• Work to complete
From the material below, return every line that includes "till".

• Records to process
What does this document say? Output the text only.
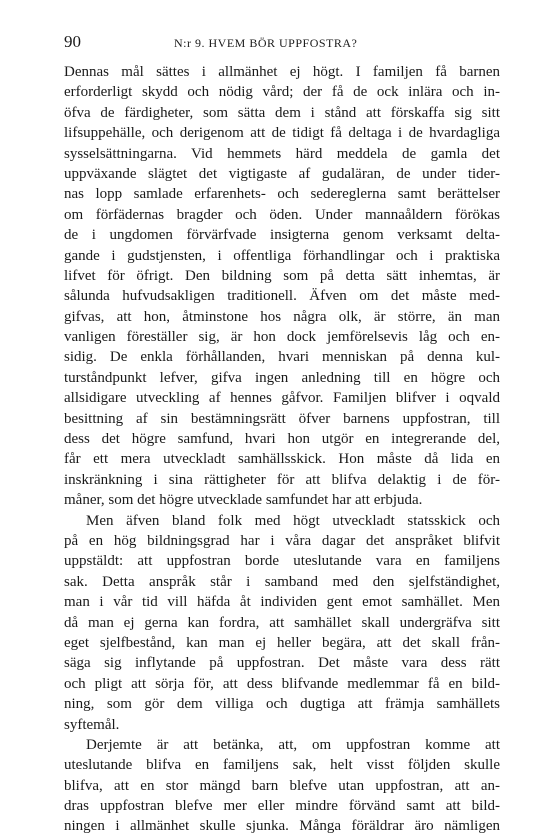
90	N:r 9. HVEM BÖR UPPFOSTRA?
Dennas mål sättes i allmänhet ej högt. I familjen få barnen
erforderligt skydd och nödig vård; der få de ock inlära och in-
öfva de färdigheter, som sätta dem i stånd att förskaffa sig sitt
lifsuppehälle, och derigenom att de tidigt få deltaga i de hvardagliga
sysselsättningarna. Vid hemmets härd meddela de gamla det
uppväxande slägtet det vigtigaste af gudaläran, de under tider-
nas lopp samlade erfarenhets- och sedereglerna samt berättelser
om förfädernas bragder och öden. Under mannaåldern förökas
de i ungdomen förvärfvade insigterna genom verksamt delta-
gande i gudstjensten, i offentliga förhandlingar och i praktiska
lifvet för öfrigt. Den bildning som på detta sätt inhemtas, är
sålunda hufvudsakligen traditionell. Äfven om det måste med-
gifvas, att hon, åtminstone hos några olk, är större, än man
vanligen föreställer sig, är hon dock jemförelsevis låg och en-
sidig. De enkla förhållanden, hvari menniskan på denna kul-
turståndpunkt lefver, gifva ingen anledning till en högre och
allsidigare utveckling af hennes gåfvor. Familjen blifver i oqvald
besittning af sin bestämningsrätt öfver barnens uppfostran, till
dess det högre samfund, hvari hon utgör en integrerande del,
får ett mera utveckladt samhällsskick. Hon måste då lida en
inskränkning i sina rättigheter för att blifva delaktig i de för-
måner, som det högre utvecklade samfundet har att erbjuda.
Men äfven bland folk med högt utveckladt statsskick och
på en hög bildningsgrad har i våra dagar det anspråket blifvit
uppstäldt: att uppfostran borde uteslutande vara en familjens
sak. Detta anspråk står i samband med den sjelfständighet,
man i vår tid vill häfda åt individen gent emot samhället. Men
då man ej gerna kan fordra, att samhället skall undergräfva sitt
eget sjelfbestånd, kan man ej heller begära, att det skall från-
säga sig inflytande på uppfostran. Det måste vara dess rätt
och pligt att sörja för, att dess blifvande medlemmar få en bild-
ning, som gör dem villiga och dugtiga att främja samhällets
syftemål.
Derjemte är att betänka, att, om uppfostran komme att
uteslutande blifva en familjens sak, helt visst följden skulle
blifva, att en stor mängd barn blefve utan uppfostran, att an-
dras uppfostran blefve mer eller mindre förvänd samt att bild-
ningen i allmänhet skulle sjunka. Många föräldrar äro nämligen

• Solution
turståndpunkt lefver, gifva ingen anledning till en högre och
besittning af sin bestämningsrätt öfver barnens uppfostran, till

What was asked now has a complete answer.